OBJECTIF A:
Traduisez en anglais cette phrase de la présentation du roman Le cas Sneijder : « Ce roman plein de mélancolie est aussi une comédie étincelante. »

Le cas Sneijder - Jean-Paul Dubois
L'Olivier – octobre 2011 – 217 pages
Quatrième de couverture :
« Je devrais être mort depuis le mardi 4 janvier 2011. Et pourtant je suis là, chez moi, dans cette maison qui m?est de plus en plus étrangère, assis, seul devant la fenêtre, repensant à une infinité de détails, réfléchissant à toutes ces petites choses méticuleusement assemblées par le hasard et qui, ce jour-là, ont concouru à ma survie. »
Victime d'un terrible - et rarissime - accident d'ascenseur dans une tour de Montréal, Paul Sneijder découvre, en sortant du coma, qu'il en est aussi l'unique rescapé. C'est le début d'une étrange retraite spirituelle qui va le conduire à remettre toute son existence en question. Sa femme, ses fils jumeaux, son travail, tout lui devient peu à peu indifférent. Jusqu'au jour où, à la recherche d'un emploi, il tombe sur la petite annonce qui va peut-être lui sauver la vie.
Ce roman plein de mélancolie est aussi une comédie étincelante. L'auteur d' Une vie française y affirme à nouveau avec éclat son goût pour l'humour noir.
Auteur : Jean-Paul Dubois est né en 1950 à Toulouse où il vit actuellement. Journaliste, puis grand reporter en 1984 pour Le Nouvel Observateur, il examine au scalpel les États-Unis et livre des chroniques qui seront publiées en deux volumes aux Éditions de l'Olivier : L'Amérique m'inquiète (1996) et Jusque-là tout allait bien en Amérique (2002).Écrivain, Jean-Paul Dubois a publié de nombreux romans, Je pense à autre chose, Si ce livre pouvait me rapprocher de toi, etc. Il a obtenu le prix France Télévisions pour Kennedy et moi (Le Seuil, 1996) et le prix Femina et le prix du roman Fnac pour Une Vie française.

OBJECTIF B:
Mettez sous forme de liste numérotée les lignes du listing, en commençant par celle qui contient « db-unit-label: dB <box>1212 8 1226 19</box> » et en terminant par celle qui contient « waveform-left-svg <box>4 6 1204 207</box> ».

(Entrées d'annotation spatiale)
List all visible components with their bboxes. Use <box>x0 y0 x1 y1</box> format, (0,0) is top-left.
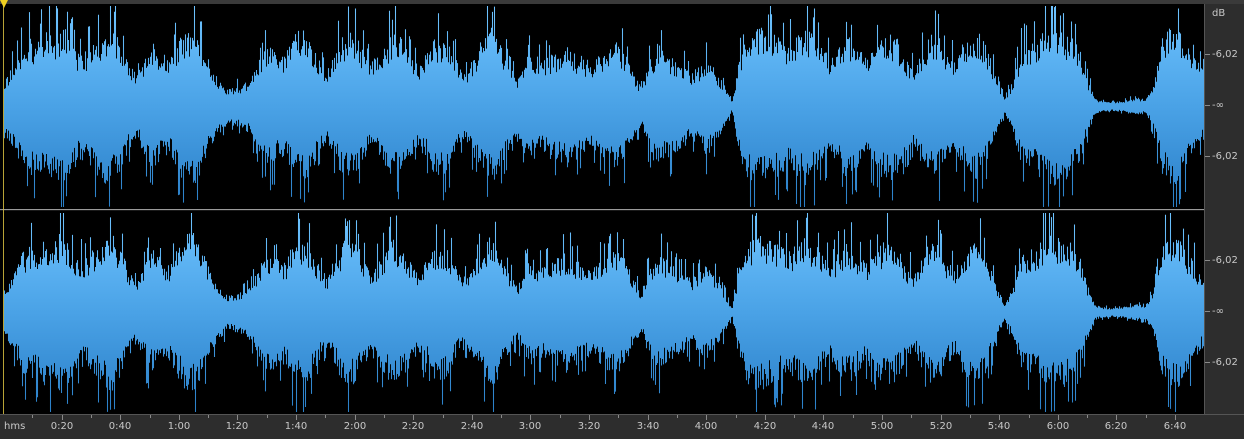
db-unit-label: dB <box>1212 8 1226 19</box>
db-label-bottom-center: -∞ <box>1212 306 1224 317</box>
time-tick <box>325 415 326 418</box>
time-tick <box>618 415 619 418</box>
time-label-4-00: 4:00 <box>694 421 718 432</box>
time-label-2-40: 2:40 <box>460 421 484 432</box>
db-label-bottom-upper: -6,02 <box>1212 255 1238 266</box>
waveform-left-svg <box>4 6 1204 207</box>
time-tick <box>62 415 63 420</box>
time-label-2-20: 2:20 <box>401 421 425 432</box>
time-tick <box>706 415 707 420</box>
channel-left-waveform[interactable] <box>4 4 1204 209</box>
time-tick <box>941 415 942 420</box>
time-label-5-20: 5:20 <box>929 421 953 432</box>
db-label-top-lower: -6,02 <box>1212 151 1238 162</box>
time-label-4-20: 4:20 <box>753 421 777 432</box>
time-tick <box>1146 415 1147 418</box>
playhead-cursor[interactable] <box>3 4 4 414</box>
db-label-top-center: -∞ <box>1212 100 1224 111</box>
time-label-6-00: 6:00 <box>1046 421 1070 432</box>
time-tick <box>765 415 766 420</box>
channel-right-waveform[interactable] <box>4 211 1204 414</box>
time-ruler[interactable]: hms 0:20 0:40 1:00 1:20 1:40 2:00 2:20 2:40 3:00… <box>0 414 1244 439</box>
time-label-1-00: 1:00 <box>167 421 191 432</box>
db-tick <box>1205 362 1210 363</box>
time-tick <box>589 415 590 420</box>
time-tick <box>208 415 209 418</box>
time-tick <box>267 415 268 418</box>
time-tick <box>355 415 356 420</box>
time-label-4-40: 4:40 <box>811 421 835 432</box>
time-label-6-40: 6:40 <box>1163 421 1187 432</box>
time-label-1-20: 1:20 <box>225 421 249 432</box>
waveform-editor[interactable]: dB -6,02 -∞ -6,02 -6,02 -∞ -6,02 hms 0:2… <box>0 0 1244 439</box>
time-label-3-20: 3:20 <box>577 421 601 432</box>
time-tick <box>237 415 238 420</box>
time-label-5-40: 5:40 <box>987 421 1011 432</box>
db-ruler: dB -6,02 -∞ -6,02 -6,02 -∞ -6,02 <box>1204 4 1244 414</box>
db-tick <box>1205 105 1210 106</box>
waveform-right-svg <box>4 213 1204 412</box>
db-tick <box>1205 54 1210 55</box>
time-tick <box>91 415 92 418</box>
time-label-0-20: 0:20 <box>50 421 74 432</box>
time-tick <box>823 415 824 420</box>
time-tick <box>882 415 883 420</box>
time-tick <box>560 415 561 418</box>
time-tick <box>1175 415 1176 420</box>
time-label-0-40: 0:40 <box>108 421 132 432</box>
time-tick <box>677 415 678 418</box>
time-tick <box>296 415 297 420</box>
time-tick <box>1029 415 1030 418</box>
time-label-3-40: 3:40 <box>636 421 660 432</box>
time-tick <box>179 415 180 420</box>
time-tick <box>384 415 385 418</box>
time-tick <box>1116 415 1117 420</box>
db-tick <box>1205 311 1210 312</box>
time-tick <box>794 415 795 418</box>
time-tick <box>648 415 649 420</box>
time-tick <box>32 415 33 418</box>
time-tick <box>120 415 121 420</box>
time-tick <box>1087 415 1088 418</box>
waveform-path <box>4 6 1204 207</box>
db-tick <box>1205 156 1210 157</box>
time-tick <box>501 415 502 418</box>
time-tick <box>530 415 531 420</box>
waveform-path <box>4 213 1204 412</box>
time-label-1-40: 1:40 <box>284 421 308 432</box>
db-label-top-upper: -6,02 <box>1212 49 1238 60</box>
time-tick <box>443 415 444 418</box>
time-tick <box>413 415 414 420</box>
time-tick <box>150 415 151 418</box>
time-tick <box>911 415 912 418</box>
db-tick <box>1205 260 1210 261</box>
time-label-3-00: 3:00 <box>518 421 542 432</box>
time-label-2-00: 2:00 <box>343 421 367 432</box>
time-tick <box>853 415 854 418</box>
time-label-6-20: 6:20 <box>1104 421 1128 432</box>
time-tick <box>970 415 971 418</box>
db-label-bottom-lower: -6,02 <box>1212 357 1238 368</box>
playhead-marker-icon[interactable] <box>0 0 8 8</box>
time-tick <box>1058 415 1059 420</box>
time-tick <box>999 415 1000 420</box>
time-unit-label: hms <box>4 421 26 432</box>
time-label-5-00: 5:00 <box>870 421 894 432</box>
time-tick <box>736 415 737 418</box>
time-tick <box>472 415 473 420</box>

RÉPONSE COMPLÈTE A:
This novel full of melancholy is also a sparkling comedy.

RÉPONSE COMPLÈTE B:
1. db-unit-label: dB <box>1212 8 1226 19</box>
2. db-label-bottom-center: -∞ <box>1212 306 1224 317</box>
3. time-tick <box>325 415 326 418</box>
4. time-tick <box>618 415 619 418</box>
5. time-label-4-00: 4:00 <box>694 421 718 432</box>
6. time-label-2-40: 2:40 <box>460 421 484 432</box>
7. db-label-bottom-upper: -6,02 <box>1212 255 1238 266</box>
8. waveform-left-svg <box>4 6 1204 207</box>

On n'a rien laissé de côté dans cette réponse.